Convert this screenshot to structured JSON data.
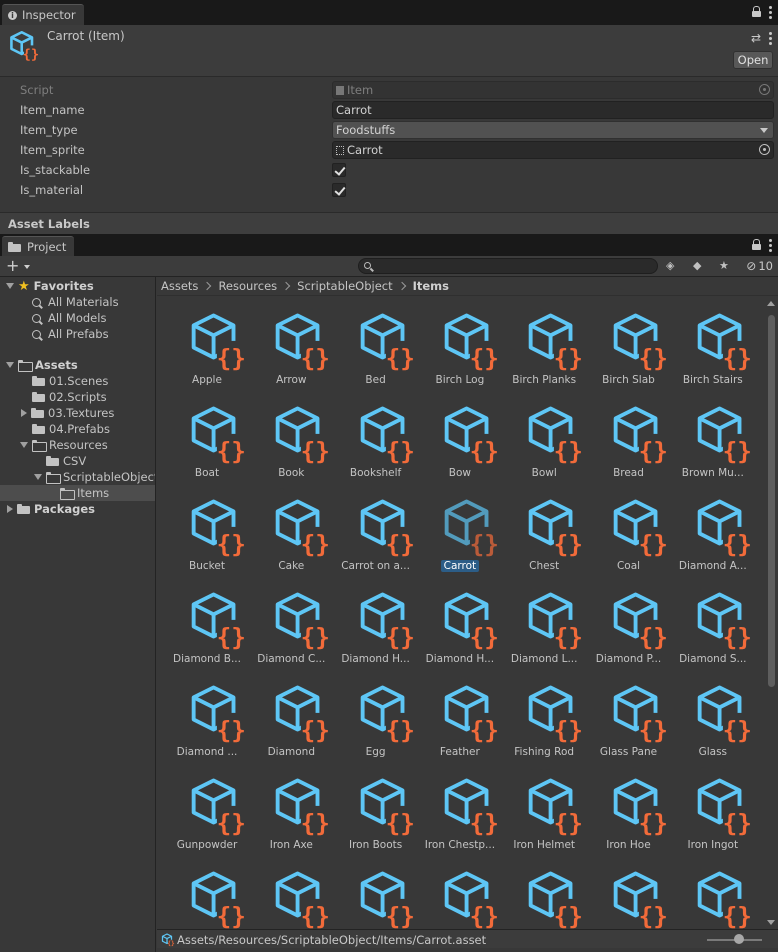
{
  "inspector": {
    "tab_label": "Inspector",
    "title": "Carrot (Item)",
    "open_label": "Open",
    "properties": [
      {
        "label": "Script",
        "value": "Item",
        "kind": "object-disabled"
      },
      {
        "label": "Item_name",
        "value": "Carrot",
        "kind": "text"
      },
      {
        "label": "Item_type",
        "value": "Foodstuffs",
        "kind": "dropdown"
      },
      {
        "label": "Item_sprite",
        "value": "Carrot",
        "kind": "object"
      },
      {
        "label": "Is_stackable",
        "value": true,
        "kind": "checkbox"
      },
      {
        "label": "Is_material",
        "value": true,
        "kind": "checkbox"
      }
    ],
    "asset_labels": "Asset Labels"
  },
  "project": {
    "tab_label": "Project",
    "search_placeholder": "",
    "hidden_count": "10",
    "tree": [
      {
        "label": "Favorites",
        "indent": 0,
        "arrow": "down",
        "icon": "star-icon",
        "bold": true
      },
      {
        "label": "All Materials",
        "indent": 1,
        "arrow": "none",
        "icon": "search-icon"
      },
      {
        "label": "All Models",
        "indent": 1,
        "arrow": "none",
        "icon": "search-icon"
      },
      {
        "label": "All Prefabs",
        "indent": 1,
        "arrow": "none",
        "icon": "search-icon"
      },
      {
        "label": "",
        "indent": 0,
        "arrow": "spacer",
        "icon": "none"
      },
      {
        "label": "Assets",
        "indent": 0,
        "arrow": "down",
        "icon": "folder-open-icon",
        "bold": true
      },
      {
        "label": "01.Scenes",
        "indent": 1,
        "arrow": "none",
        "icon": "folder-icon"
      },
      {
        "label": "02.Scripts",
        "indent": 1,
        "arrow": "none",
        "icon": "folder-icon"
      },
      {
        "label": "03.Textures",
        "indent": 1,
        "arrow": "right",
        "icon": "folder-icon"
      },
      {
        "label": "04.Prefabs",
        "indent": 1,
        "arrow": "none",
        "icon": "folder-icon"
      },
      {
        "label": "Resources",
        "indent": 1,
        "arrow": "down",
        "icon": "folder-open-icon"
      },
      {
        "label": "CSV",
        "indent": 2,
        "arrow": "none",
        "icon": "folder-icon"
      },
      {
        "label": "ScriptableObject",
        "indent": 2,
        "arrow": "down",
        "icon": "folder-open-icon"
      },
      {
        "label": "Items",
        "indent": 3,
        "arrow": "none",
        "icon": "folder-open-icon",
        "selected": true
      },
      {
        "label": "Packages",
        "indent": 0,
        "arrow": "right",
        "icon": "folder-icon",
        "bold": true
      }
    ],
    "breadcrumb": [
      "Assets",
      "Resources",
      "ScriptableObject",
      "Items"
    ],
    "items": [
      "Apple",
      "Arrow",
      "Bed",
      "Birch Log",
      "Birch Planks",
      "Birch Slab",
      "Birch Stairs",
      "Boat",
      "Book",
      "Bookshelf",
      "Bow",
      "Bowl",
      "Bread",
      "Brown Mu...",
      "Bucket",
      "Cake",
      "Carrot on a...",
      "Carrot",
      "Chest",
      "Coal",
      "Diamond A...",
      "Diamond B...",
      "Diamond C...",
      "Diamond H...",
      "Diamond H...",
      "Diamond L...",
      "Diamond P...",
      "Diamond S...",
      "Diamond ...",
      "Diamond",
      "Egg",
      "Feather",
      "Fishing Rod",
      "Glass Pane",
      "Glass",
      "Gunpowder",
      "Iron Axe",
      "Iron Boots",
      "Iron Chestp...",
      "Iron Helmet",
      "Iron Hoe",
      "Iron Ingot",
      "",
      "",
      "",
      "",
      "",
      "",
      ""
    ],
    "selected_item": "Carrot",
    "status_path": "Assets/Resources/ScriptableObject/Items/Carrot.asset",
    "zoom": 0.5
  },
  "colors": {
    "icon_blue": "#5ec6f5",
    "icon_orange": "#f26b3a",
    "selection": "#2c5d87"
  }
}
■ ■ ■
| Brief |
What comes back should match the records exactly, minus any pictures.

| Result |
Convert this screenshot to structured JSON data.
{
  "inspector": {
    "tab_label": "Inspector",
    "title": "Carrot (Item)",
    "open_label": "Open",
    "properties": [
      {
        "label": "Script",
        "value": "Item",
        "kind": "object-disabled"
      },
      {
        "label": "Item_name",
        "value": "Carrot",
        "kind": "text"
      },
      {
        "label": "Item_type",
        "value": "Foodstuffs",
        "kind": "dropdown"
      },
      {
        "label": "Item_sprite",
        "value": "Carrot",
        "kind": "object"
      },
      {
        "label": "Is_stackable",
        "value": true,
        "kind": "checkbox"
      },
      {
        "label": "Is_material",
        "value": true,
        "kind": "checkbox"
      }
    ],
    "asset_labels": "Asset Labels"
  },
  "project": {
    "tab_label": "Project",
    "search_placeholder": "",
    "hidden_count": "10",
    "tree": [
      {
        "label": "Favorites",
        "indent": 0,
        "arrow": "down",
        "icon": "star-icon",
        "bold": true
      },
      {
        "label": "All Materials",
        "indent": 1,
        "arrow": "none",
        "icon": "search-icon"
      },
      {
        "label": "All Models",
        "indent": 1,
        "arrow": "none",
        "icon": "search-icon"
      },
      {
        "label": "All Prefabs",
        "indent": 1,
        "arrow": "none",
        "icon": "search-icon"
      },
      {
        "label": "",
        "indent": 0,
        "arrow": "spacer",
        "icon": "none"
      },
      {
        "label": "Assets",
        "indent": 0,
        "arrow": "down",
        "icon": "folder-open-icon",
        "bold": true
      },
      {
        "label": "01.Scenes",
        "indent": 1,
        "arrow": "none",
        "icon": "folder-icon"
      },
      {
        "label": "02.Scripts",
        "indent": 1,
        "arrow": "none",
        "icon": "folder-icon"
      },
      {
        "label": "03.Textures",
        "indent": 1,
        "arrow": "right",
        "icon": "folder-icon"
      },
      {
        "label": "04.Prefabs",
        "indent": 1,
        "arrow": "none",
        "icon": "folder-icon"
      },
      {
        "label": "Resources",
        "indent": 1,
        "arrow": "down",
        "icon": "folder-open-icon"
      },
      {
        "label": "CSV",
        "indent": 2,
        "arrow": "none",
        "icon": "folder-icon"
      },
      {
        "label": "ScriptableObject",
        "indent": 2,
        "arrow": "down",
        "icon": "folder-open-icon"
      },
      {
        "label": "Items",
        "indent": 3,
        "arrow": "none",
        "icon": "folder-open-icon",
        "selected": true
      },
      {
        "label": "Packages",
        "indent": 0,
        "arrow": "right",
        "icon": "folder-icon",
        "bold": true
      }
    ],
    "breadcrumb": [
      "Assets",
      "Resources",
      "ScriptableObject",
      "Items"
    ],
    "items": [
      "Apple",
      "Arrow",
      "Bed",
      "Birch Log",
      "Birch Planks",
      "Birch Slab",
      "Birch Stairs",
      "Boat",
      "Book",
      "Bookshelf",
      "Bow",
      "Bowl",
      "Bread",
      "Brown Mu...",
      "Bucket",
      "Cake",
      "Carrot on a...",
      "Carrot",
      "Chest",
      "Coal",
      "Diamond A...",
      "Diamond B...",
      "Diamond C...",
      "Diamond H...",
      "Diamond H...",
      "Diamond L...",
      "Diamond P...",
      "Diamond S...",
      "Diamond ...",
      "Diamond",
      "Egg",
      "Feather",
      "Fishing Rod",
      "Glass Pane",
      "Glass",
      "Gunpowder",
      "Iron Axe",
      "Iron Boots",
      "Iron Chestp...",
      "Iron Helmet",
      "Iron Hoe",
      "Iron Ingot",
      "",
      "",
      "",
      "",
      "",
      "",
      ""
    ],
    "selected_item": "Carrot",
    "status_path": "Assets/Resources/ScriptableObject/Items/Carrot.asset",
    "zoom": 0.5
  },
  "colors": {
    "icon_blue": "#5ec6f5",
    "icon_orange": "#f26b3a",
    "selection": "#2c5d87"
  }
}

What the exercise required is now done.